• [INPUT ROWS]
......

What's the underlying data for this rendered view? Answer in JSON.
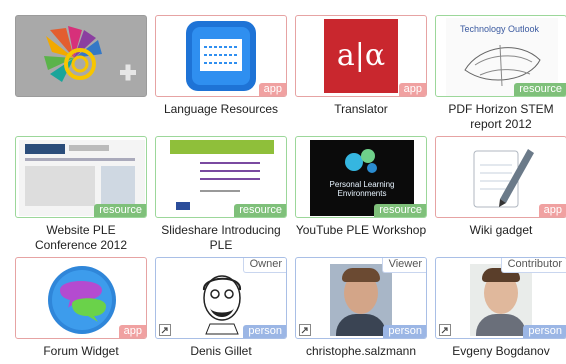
{
  "tiles": [
    {
      "id": "add-widget",
      "title": "",
      "label": "",
      "role": "",
      "kind": "empty"
    },
    {
      "id": "language-resources",
      "title": "Language Resources",
      "label": "app",
      "role": "",
      "kind": "app"
    },
    {
      "id": "translator",
      "title": "Translator",
      "label": "app",
      "role": "",
      "kind": "app",
      "thumb_text": "a|α"
    },
    {
      "id": "pdf-horizon",
      "title": "PDF Horizon STEM report 2012",
      "label": "resource",
      "role": "",
      "kind": "resource",
      "thumb_text": "Technology Outlook"
    },
    {
      "id": "website-ple",
      "title": "Website PLE Conference 2012",
      "label": "resource",
      "role": "",
      "kind": "resource"
    },
    {
      "id": "slideshare",
      "title": "Slideshare Introducing PLE",
      "label": "resource",
      "role": "",
      "kind": "resource"
    },
    {
      "id": "youtube-ple",
      "title": "YouTube PLE Workshop",
      "label": "resource",
      "role": "",
      "kind": "resource",
      "thumb_text": "Personal Learning Environments"
    },
    {
      "id": "wiki-gadget",
      "title": "Wiki gadget",
      "label": "app",
      "role": "",
      "kind": "app"
    },
    {
      "id": "forum-widget",
      "title": "Forum Widget",
      "label": "app",
      "role": "",
      "kind": "app"
    },
    {
      "id": "denis-gillet",
      "title": "Denis Gillet",
      "label": "person",
      "role": "Owner",
      "kind": "person"
    },
    {
      "id": "christophe",
      "title": "christophe.salzmann",
      "label": "person",
      "role": "Viewer",
      "kind": "person"
    },
    {
      "id": "evgeny",
      "title": "Evgeny Bogdanov",
      "label": "person",
      "role": "Contributor",
      "kind": "person"
    }
  ],
  "colors": {
    "app": "#f0a1a1",
    "resource": "#7fc07a",
    "person": "#9bb6e5",
    "empty_bg": "#a9a9a9"
  }
}
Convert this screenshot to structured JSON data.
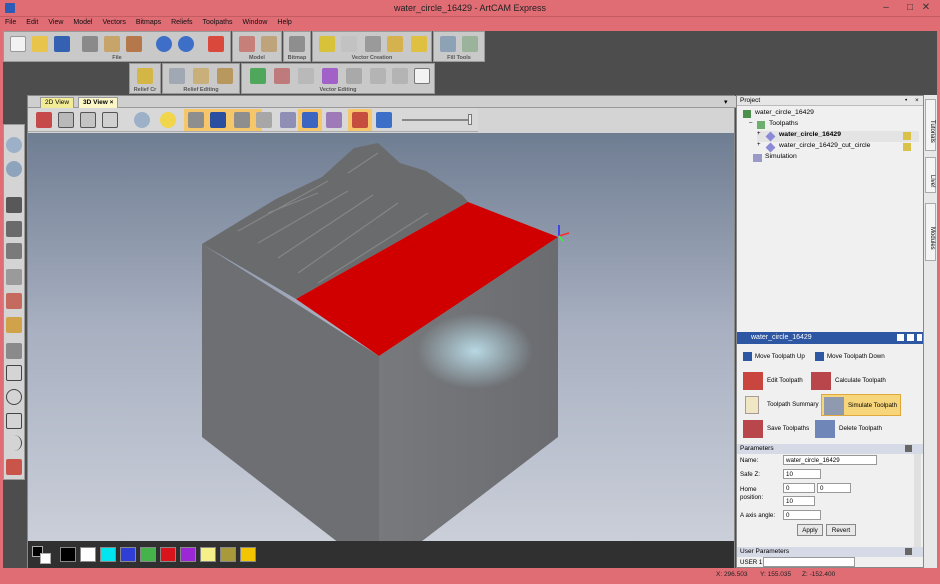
{
  "window": {
    "title": "water_circle_16429 - ArtCAM Express"
  },
  "menu": [
    "File",
    "Edit",
    "View",
    "Model",
    "Vectors",
    "Bitmaps",
    "Reliefs",
    "Toolpaths",
    "Window",
    "Help"
  ],
  "toolbar_groups": {
    "file": "File",
    "model": "Model",
    "bitmap": "Bitmap",
    "vector_creation": "Vector Creation",
    "fill_tools": "Fill Tools",
    "relief_cr": "Relief Cr",
    "relief_editing": "Relief Editing",
    "vector_editing": "Vector Editing"
  },
  "view_tabs": [
    "2D View",
    "3D View"
  ],
  "palette_colors": [
    "#000000",
    "#ffffff",
    "#00e5ee",
    "#2f3fd6",
    "#44b44a",
    "#d9141c",
    "#9b27d6",
    "#f6f08a",
    "#a89a3a",
    "#f3c500"
  ],
  "project": {
    "header": "Project",
    "root": "water_circle_16429",
    "toolpaths": "Toolpaths",
    "items": [
      "water_circle_16429",
      "water_circle_16429_cut_circle"
    ],
    "simulation": "Simulation"
  },
  "toolpath_panel": {
    "title": "water_circle_16429",
    "move_up": "Move Toolpath Up",
    "move_down": "Move Toolpath Down",
    "edit": "Edit Toolpath",
    "calculate": "Calculate Toolpath",
    "summary": "Toolpath Summary",
    "simulate": "Simulate Toolpath",
    "save": "Save Toolpaths",
    "delete": "Delete Toolpath"
  },
  "parameters": {
    "header": "Parameters",
    "name_label": "Name:",
    "name_value": "water_circle_16429",
    "safe_z_label": "Safe Z:",
    "safe_z_value": "10",
    "home_label_1": "Home",
    "home_label_2": "position:",
    "home_x": "0",
    "home_y": "0",
    "home_z": "10",
    "a_axis_label": "A axis angle:",
    "a_axis_value": "0",
    "apply": "Apply",
    "revert": "Revert"
  },
  "user_parameters": {
    "header": "User Parameters",
    "user1_label": "USER 1:"
  },
  "side_tabs": [
    "Tutorials",
    "Live!",
    "Modules"
  ],
  "status": {
    "x": "X: 296.503",
    "y": "Y: 155.035",
    "z": "Z: -152.400"
  }
}
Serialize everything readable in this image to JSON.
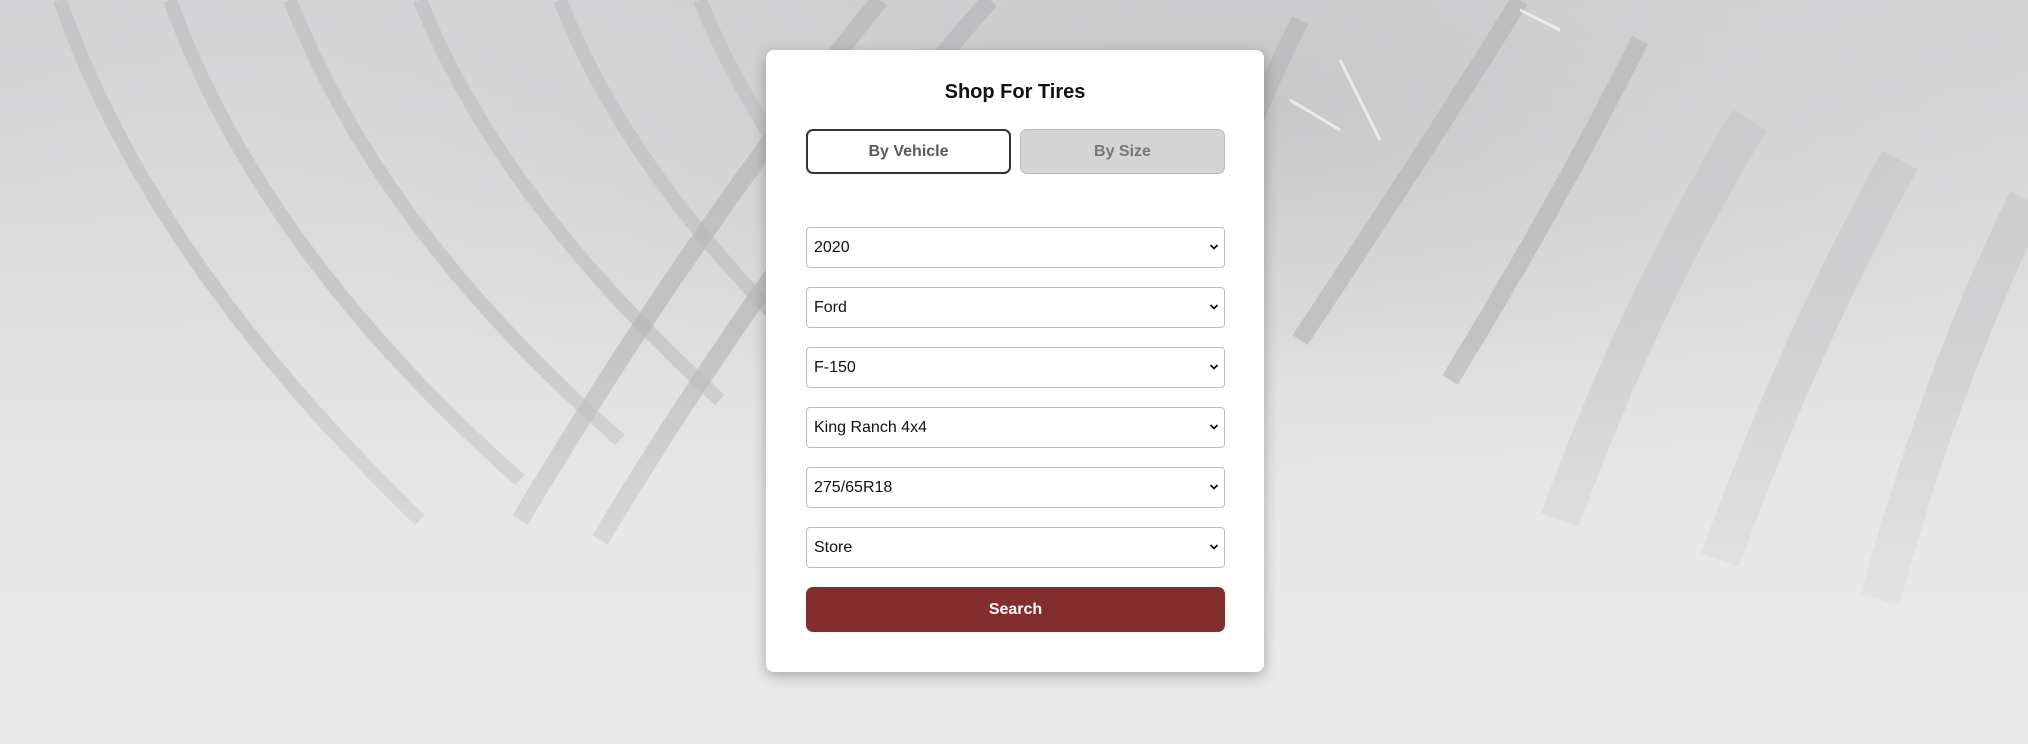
{
  "form": {
    "title": "Shop For Tires",
    "tabs": [
      {
        "label": "By Vehicle",
        "active": true
      },
      {
        "label": "By Size",
        "active": false
      }
    ],
    "fields": [
      {
        "name": "year",
        "value": "2020"
      },
      {
        "name": "make",
        "value": "Ford"
      },
      {
        "name": "model",
        "value": "F-150"
      },
      {
        "name": "trim",
        "value": "King Ranch 4x4"
      },
      {
        "name": "tire-size",
        "value": "275/65R18"
      },
      {
        "name": "store",
        "value": "Store"
      }
    ],
    "search_label": "Search"
  },
  "colors": {
    "search_button": "#832e2d",
    "background": "#e9e9ea",
    "card": "#ffffff"
  },
  "icons": {
    "field_dropdown": "chevron-down-icon"
  }
}
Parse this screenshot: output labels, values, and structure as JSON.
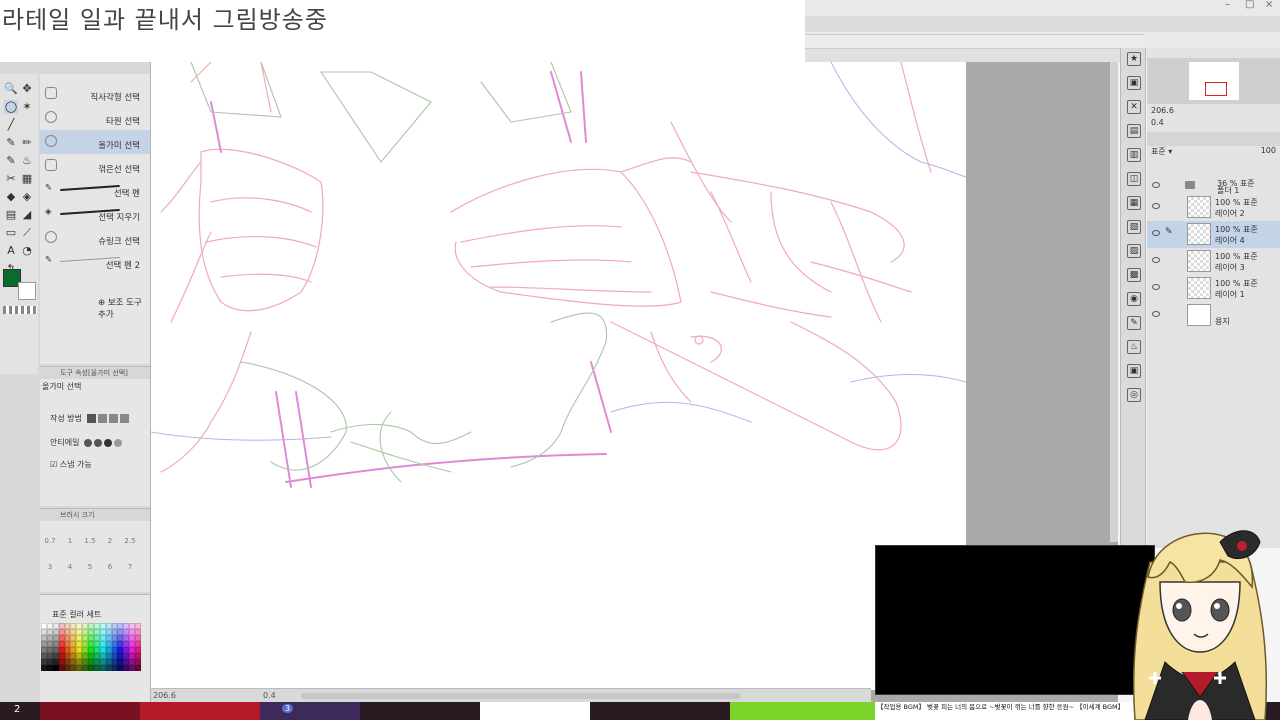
{
  "stream": {
    "title": "라테일 일과 끝내서 그림방송중",
    "ticker": "【작업용 BGM】 벚꽃 피는 너의 봄으로 ~벚꽃이 꺾는 너를 향한 응원~ 【이세계 BGM】"
  },
  "tools": {
    "subtools": [
      {
        "label": "직사각형 선택"
      },
      {
        "label": "타원 선택"
      },
      {
        "label": "올가미 선택"
      },
      {
        "label": "꺾은선 선택"
      },
      {
        "label": "선택 펜"
      },
      {
        "label": "선택 지우기"
      },
      {
        "label": "슈링크 선택"
      },
      {
        "label": "선택 펜 2"
      }
    ],
    "add_subtool": "보조 도구 추가",
    "main_color": "#0a6b2d"
  },
  "tool_property": {
    "header": "도구 속성[올가미 선택]",
    "title": "올가미 선택",
    "creation_method_label": "작성 방법",
    "antialias_label": "안티에일",
    "snap_label": "스냅 가능"
  },
  "brush_size": {
    "header": "브러시 크기",
    "sizes": [
      "0.7",
      "1",
      "1.5",
      "2",
      "2.5",
      "3",
      "4",
      "5",
      "6",
      "7"
    ]
  },
  "palette": {
    "title": "표준 컬러 세트"
  },
  "navigator": {
    "zoom": "206.6",
    "rotation": "0.4"
  },
  "layers": {
    "blend_mode": "표준",
    "opacity": "100",
    "folder": {
      "line1": "36 % 표준",
      "line2": "폴더 1"
    },
    "items": [
      {
        "line1": "100 % 표준",
        "line2": "레이어 2",
        "active": false
      },
      {
        "line1": "100 % 표준",
        "line2": "레이어 4",
        "active": true
      },
      {
        "line1": "100 % 표준",
        "line2": "레이어 3",
        "active": false
      },
      {
        "line1": "100 % 표준",
        "line2": "레이어 1",
        "active": false
      },
      {
        "line1": "",
        "line2": "용지",
        "active": false
      }
    ]
  },
  "status": {
    "zoom": "206.6",
    "rotation": "0.4"
  },
  "taskbar": {
    "left_number": "2",
    "badge_number": "3"
  }
}
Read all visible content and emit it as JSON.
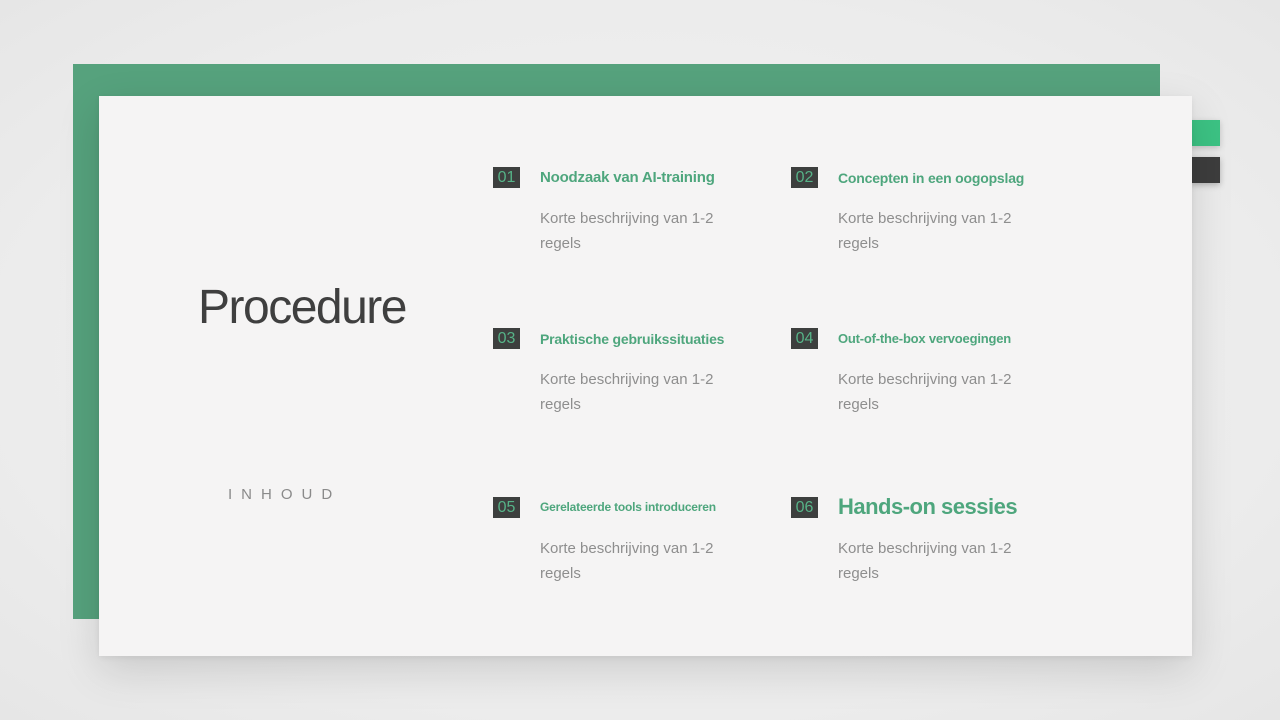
{
  "slide": {
    "title": "Procedure",
    "subtitle": "INHOUD",
    "items": [
      {
        "number": "01",
        "title": "Noodzaak van AI-training",
        "description": "Korte beschrijving van 1-2 regels"
      },
      {
        "number": "02",
        "title": "Concepten in een oogopslag",
        "description": "Korte beschrijving van 1-2 regels"
      },
      {
        "number": "03",
        "title": "Praktische gebruikssituaties",
        "description": "Korte beschrijving van 1-2 regels"
      },
      {
        "number": "04",
        "title": "Out-of-the-box vervoegingen",
        "description": "Korte beschrijving van 1-2 regels"
      },
      {
        "number": "05",
        "title": "Gerelateerde tools introduceren",
        "description": "Korte beschrijving van 1-2 regels"
      },
      {
        "number": "06",
        "title": "Hands-on sessies",
        "description": "Korte beschrijving van 1-2 regels"
      }
    ]
  },
  "colors": {
    "accent_green": "#4ea67d",
    "back_panel_green": "#56a27d",
    "tab_green": "#3cc384",
    "tab_dark": "#3d3d3d",
    "number_box": "#3d3f3e"
  }
}
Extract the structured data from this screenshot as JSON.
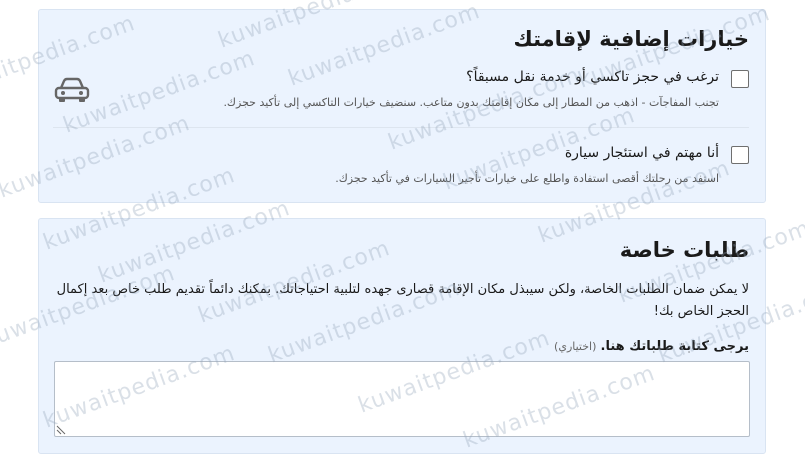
{
  "extras": {
    "title": "خيارات إضافية لإقامتك",
    "taxi": {
      "label": "ترغب في حجز تاكسي أو خدمة نقل مسبقاً؟",
      "description": "تجنب المفاجآت - اذهب من المطار إلى مكان إقامتك بدون متاعب. سنضيف خيارات التاكسي إلى تأكيد حجزك.",
      "checked": false,
      "icon": "car-icon"
    },
    "car_rental": {
      "label": "أنا مهتم في استئجار سيارة",
      "description": "استفد من رحلتك أقصى استفادة واطلع على خيارات تأجير السيارات في تأكيد حجزك.",
      "checked": false
    }
  },
  "requests": {
    "title": "طلبات خاصة",
    "body": "لا يمكن ضمان الطلبات الخاصة، ولكن سيبذل مكان الإقامة قصارى جهده لتلبية احتياجاتك. بمكنك دائماً تقديم طلب خاص بعد إكمال الحجز الخاص بك!",
    "textarea_label": "يرجى كتابة طلباتك هنا.",
    "textarea_optional": "(اختياري)",
    "textarea_value": ""
  },
  "watermark": {
    "text": "kuwaitpedia.com"
  },
  "colors": {
    "panel_background": "#ebf3fe",
    "panel_border": "#d9e4f2",
    "text": "#1a1a1a",
    "muted_text": "#555555"
  }
}
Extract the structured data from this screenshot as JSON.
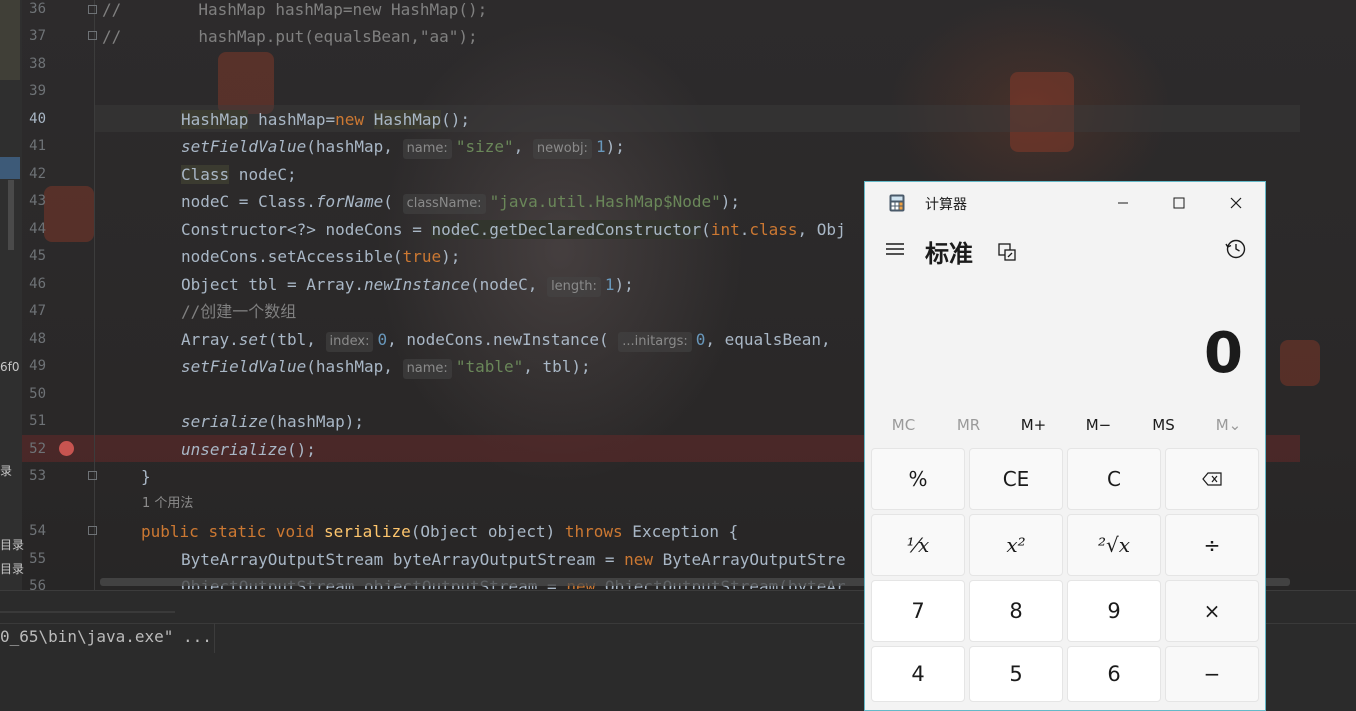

......

Locate all lines holding the word "this", then copy them out.

What's the underlying data for this rendered view? Answer in JSON.
Convert this screenshot to structured JSON data.
Serialize everything readable in this image to JSON.
Parse this screenshot: output labels, values, and structure as JSON.
Extract the structured data from this screenshot as JSON.
Extract the structured data from this screenshot as JSON.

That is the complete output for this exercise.